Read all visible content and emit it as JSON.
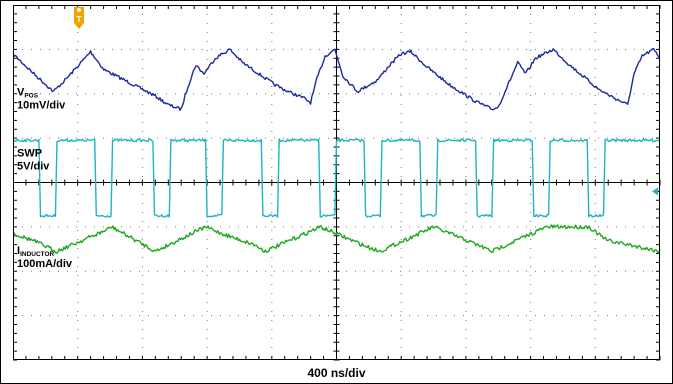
{
  "chart_data": {
    "type": "line",
    "title": "",
    "grid": true,
    "x_unit": "ns",
    "x_per_div": 400,
    "x_divisions": 10,
    "y_divisions": 8,
    "timebase_label": "400 ns/div",
    "trigger_marker": "T",
    "series": [
      {
        "name": "V",
        "name_sub": "POS",
        "scale": "10mV/div",
        "color": "#1c2aa0",
        "noise": 0.035,
        "points": [
          [
            0,
            1.1
          ],
          [
            100,
            1.45
          ],
          [
            250,
            1.95
          ],
          [
            320,
            1.7
          ],
          [
            420,
            1.3
          ],
          [
            480,
            1.05
          ],
          [
            560,
            1.45
          ],
          [
            720,
            1.75
          ],
          [
            880,
            2.05
          ],
          [
            960,
            2.25
          ],
          [
            1040,
            2.35
          ],
          [
            1080,
            1.85
          ],
          [
            1130,
            1.35
          ],
          [
            1180,
            1.55
          ],
          [
            1250,
            1.2
          ],
          [
            1340,
            1.0
          ],
          [
            1420,
            1.3
          ],
          [
            1520,
            1.55
          ],
          [
            1620,
            1.8
          ],
          [
            1700,
            1.95
          ],
          [
            1800,
            2.1
          ],
          [
            1840,
            2.2
          ],
          [
            1880,
            1.65
          ],
          [
            1930,
            1.15
          ],
          [
            1990,
            1.0
          ],
          [
            2040,
            1.6
          ],
          [
            2130,
            1.95
          ],
          [
            2250,
            1.7
          ],
          [
            2330,
            1.35
          ],
          [
            2400,
            1.1
          ],
          [
            2460,
            1.05
          ],
          [
            2560,
            1.4
          ],
          [
            2700,
            1.8
          ],
          [
            2850,
            2.15
          ],
          [
            2960,
            2.35
          ],
          [
            3000,
            2.3
          ],
          [
            3060,
            1.8
          ],
          [
            3120,
            1.3
          ],
          [
            3170,
            1.55
          ],
          [
            3230,
            1.2
          ],
          [
            3340,
            1.0
          ],
          [
            3440,
            1.35
          ],
          [
            3540,
            1.65
          ],
          [
            3620,
            1.9
          ],
          [
            3720,
            2.1
          ],
          [
            3800,
            2.25
          ],
          [
            3840,
            1.55
          ],
          [
            3890,
            1.15
          ],
          [
            3960,
            1.0
          ],
          [
            4000,
            1.2
          ]
        ]
      },
      {
        "name": "SWP",
        "name_sub": "",
        "scale": "5V/div",
        "color": "#1fb5c0",
        "noise": 0.03,
        "offset_arrow": true,
        "points": [
          [
            0,
            3.05
          ],
          [
            160,
            3.05
          ],
          [
            170,
            4.75
          ],
          [
            262,
            4.75
          ],
          [
            272,
            3.05
          ],
          [
            505,
            3.05
          ],
          [
            515,
            4.75
          ],
          [
            606,
            4.75
          ],
          [
            616,
            3.05
          ],
          [
            865,
            3.05
          ],
          [
            875,
            4.75
          ],
          [
            966,
            4.75
          ],
          [
            976,
            3.05
          ],
          [
            1190,
            3.05
          ],
          [
            1200,
            4.75
          ],
          [
            1291,
            4.75
          ],
          [
            1301,
            3.05
          ],
          [
            1535,
            3.05
          ],
          [
            1545,
            4.75
          ],
          [
            1636,
            4.75
          ],
          [
            1646,
            3.05
          ],
          [
            1890,
            3.05
          ],
          [
            1900,
            4.75
          ],
          [
            1990,
            4.75
          ],
          [
            2000,
            3.05
          ],
          [
            2170,
            3.05
          ],
          [
            2180,
            4.75
          ],
          [
            2271,
            4.75
          ],
          [
            2281,
            3.05
          ],
          [
            2515,
            3.05
          ],
          [
            2525,
            4.75
          ],
          [
            2616,
            4.75
          ],
          [
            2626,
            3.05
          ],
          [
            2860,
            3.05
          ],
          [
            2870,
            4.75
          ],
          [
            2961,
            4.75
          ],
          [
            2971,
            3.05
          ],
          [
            3210,
            3.05
          ],
          [
            3220,
            4.75
          ],
          [
            3311,
            4.75
          ],
          [
            3321,
            3.05
          ],
          [
            3550,
            3.05
          ],
          [
            3560,
            4.75
          ],
          [
            3651,
            4.75
          ],
          [
            3661,
            3.05
          ],
          [
            4000,
            3.05
          ]
        ]
      },
      {
        "name": "I",
        "name_sub": "INDUCTOR",
        "scale": "100mA/div",
        "color": "#1ea81e",
        "noise": 0.045,
        "points": [
          [
            0,
            5.15
          ],
          [
            120,
            5.3
          ],
          [
            270,
            5.55
          ],
          [
            560,
            5.1
          ],
          [
            610,
            5.0
          ],
          [
            880,
            5.55
          ],
          [
            1190,
            5.0
          ],
          [
            1290,
            5.15
          ],
          [
            1490,
            5.4
          ],
          [
            1560,
            5.55
          ],
          [
            1900,
            5.0
          ],
          [
            2190,
            5.45
          ],
          [
            2270,
            5.55
          ],
          [
            2600,
            5.0
          ],
          [
            2900,
            5.45
          ],
          [
            2960,
            5.55
          ],
          [
            3300,
            5.0
          ],
          [
            3560,
            5.0
          ],
          [
            3650,
            5.25
          ],
          [
            3670,
            5.3
          ],
          [
            4000,
            5.55
          ]
        ]
      }
    ]
  }
}
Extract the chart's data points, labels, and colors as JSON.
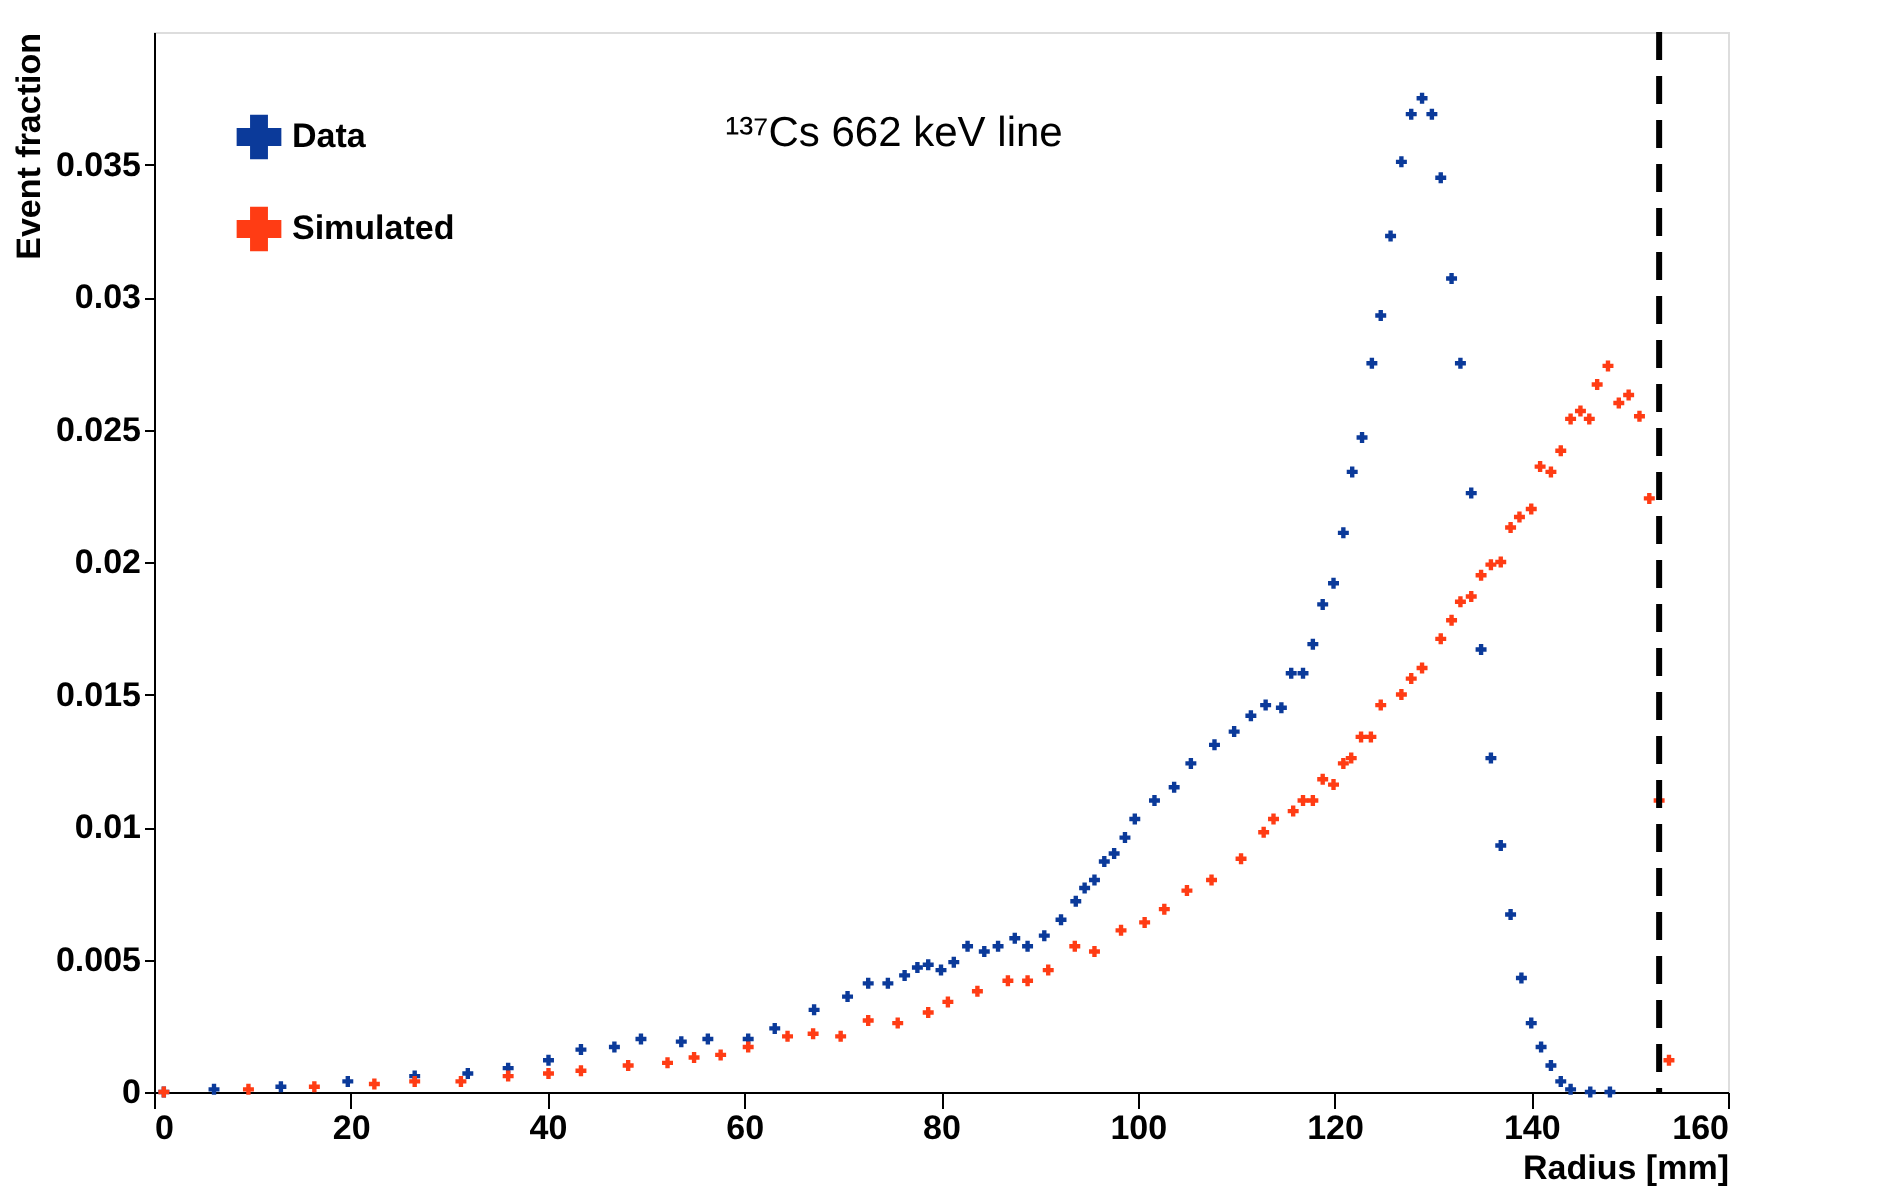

Goal
Leaving all pictures aside, quote each record exactly.

Answer to this problem
Read all visible content and emit it as JSON.
{
  "chart_data": {
    "type": "line",
    "title": "",
    "grid": true,
    "x_unit": "ns",
    "x_per_div": 400,
    "x_divisions": 10,
    "y_divisions": 8,
    "timebase_label": "400 ns/div",
    "trigger_marker": "T",
    "series": [
      {
        "name": "V",
        "name_sub": "POS",
        "scale": "10mV/div",
        "color": "#1c2aa0",
        "noise": 0.035,
        "points": [
          [
            0,
            1.1
          ],
          [
            100,
            1.45
          ],
          [
            250,
            1.95
          ],
          [
            320,
            1.7
          ],
          [
            420,
            1.3
          ],
          [
            480,
            1.05
          ],
          [
            560,
            1.45
          ],
          [
            720,
            1.75
          ],
          [
            880,
            2.05
          ],
          [
            960,
            2.25
          ],
          [
            1040,
            2.35
          ],
          [
            1080,
            1.85
          ],
          [
            1130,
            1.35
          ],
          [
            1180,
            1.55
          ],
          [
            1250,
            1.2
          ],
          [
            1340,
            1.0
          ],
          [
            1420,
            1.3
          ],
          [
            1520,
            1.55
          ],
          [
            1620,
            1.8
          ],
          [
            1700,
            1.95
          ],
          [
            1800,
            2.1
          ],
          [
            1840,
            2.2
          ],
          [
            1880,
            1.65
          ],
          [
            1930,
            1.15
          ],
          [
            1990,
            1.0
          ],
          [
            2040,
            1.6
          ],
          [
            2130,
            1.95
          ],
          [
            2250,
            1.7
          ],
          [
            2330,
            1.35
          ],
          [
            2400,
            1.1
          ],
          [
            2460,
            1.05
          ],
          [
            2560,
            1.4
          ],
          [
            2700,
            1.8
          ],
          [
            2850,
            2.15
          ],
          [
            2960,
            2.35
          ],
          [
            3000,
            2.3
          ],
          [
            3060,
            1.8
          ],
          [
            3120,
            1.3
          ],
          [
            3170,
            1.55
          ],
          [
            3230,
            1.2
          ],
          [
            3340,
            1.0
          ],
          [
            3440,
            1.35
          ],
          [
            3540,
            1.65
          ],
          [
            3620,
            1.9
          ],
          [
            3720,
            2.1
          ],
          [
            3800,
            2.25
          ],
          [
            3840,
            1.55
          ],
          [
            3890,
            1.15
          ],
          [
            3960,
            1.0
          ],
          [
            4000,
            1.2
          ]
        ]
      },
      {
        "name": "SWP",
        "name_sub": "",
        "scale": "5V/div",
        "color": "#1fb5c0",
        "noise": 0.03,
        "offset_arrow": true,
        "points": [
          [
            0,
            3.05
          ],
          [
            160,
            3.05
          ],
          [
            170,
            4.75
          ],
          [
            262,
            4.75
          ],
          [
            272,
            3.05
          ],
          [
            505,
            3.05
          ],
          [
            515,
            4.75
          ],
          [
            606,
            4.75
          ],
          [
            616,
            3.05
          ],
          [
            865,
            3.05
          ],
          [
            875,
            4.75
          ],
          [
            966,
            4.75
          ],
          [
            976,
            3.05
          ],
          [
            1190,
            3.05
          ],
          [
            1200,
            4.75
          ],
          [
            1291,
            4.75
          ],
          [
            1301,
            3.05
          ],
          [
            1535,
            3.05
          ],
          [
            1545,
            4.75
          ],
          [
            1636,
            4.75
          ],
          [
            1646,
            3.05
          ],
          [
            1890,
            3.05
          ],
          [
            1900,
            4.75
          ],
          [
            1990,
            4.75
          ],
          [
            2000,
            3.05
          ],
          [
            2170,
            3.05
          ],
          [
            2180,
            4.75
          ],
          [
            2271,
            4.75
          ],
          [
            2281,
            3.05
          ],
          [
            2515,
            3.05
          ],
          [
            2525,
            4.75
          ],
          [
            2616,
            4.75
          ],
          [
            2626,
            3.05
          ],
          [
            2860,
            3.05
          ],
          [
            2870,
            4.75
          ],
          [
            2961,
            4.75
          ],
          [
            2971,
            3.05
          ],
          [
            3210,
            3.05
          ],
          [
            3220,
            4.75
          ],
          [
            3311,
            4.75
          ],
          [
            3321,
            3.05
          ],
          [
            3550,
            3.05
          ],
          [
            3560,
            4.75
          ],
          [
            3651,
            4.75
          ],
          [
            3661,
            3.05
          ],
          [
            4000,
            3.05
          ]
        ]
      },
      {
        "name": "I",
        "name_sub": "INDUCTOR",
        "scale": "100mA/div",
        "color": "#1ea81e",
        "noise": 0.045,
        "points": [
          [
            0,
            5.15
          ],
          [
            120,
            5.3
          ],
          [
            270,
            5.55
          ],
          [
            560,
            5.1
          ],
          [
            610,
            5.0
          ],
          [
            880,
            5.55
          ],
          [
            1190,
            5.0
          ],
          [
            1290,
            5.15
          ],
          [
            1490,
            5.4
          ],
          [
            1560,
            5.55
          ],
          [
            1900,
            5.0
          ],
          [
            2190,
            5.45
          ],
          [
            2270,
            5.55
          ],
          [
            2600,
            5.0
          ],
          [
            2900,
            5.45
          ],
          [
            2960,
            5.55
          ],
          [
            3300,
            5.0
          ],
          [
            3560,
            5.0
          ],
          [
            3650,
            5.25
          ],
          [
            3670,
            5.3
          ],
          [
            4000,
            5.55
          ]
        ]
      }
    ]
  }
}
Extract the chart's data points, labels, and colors as JSON.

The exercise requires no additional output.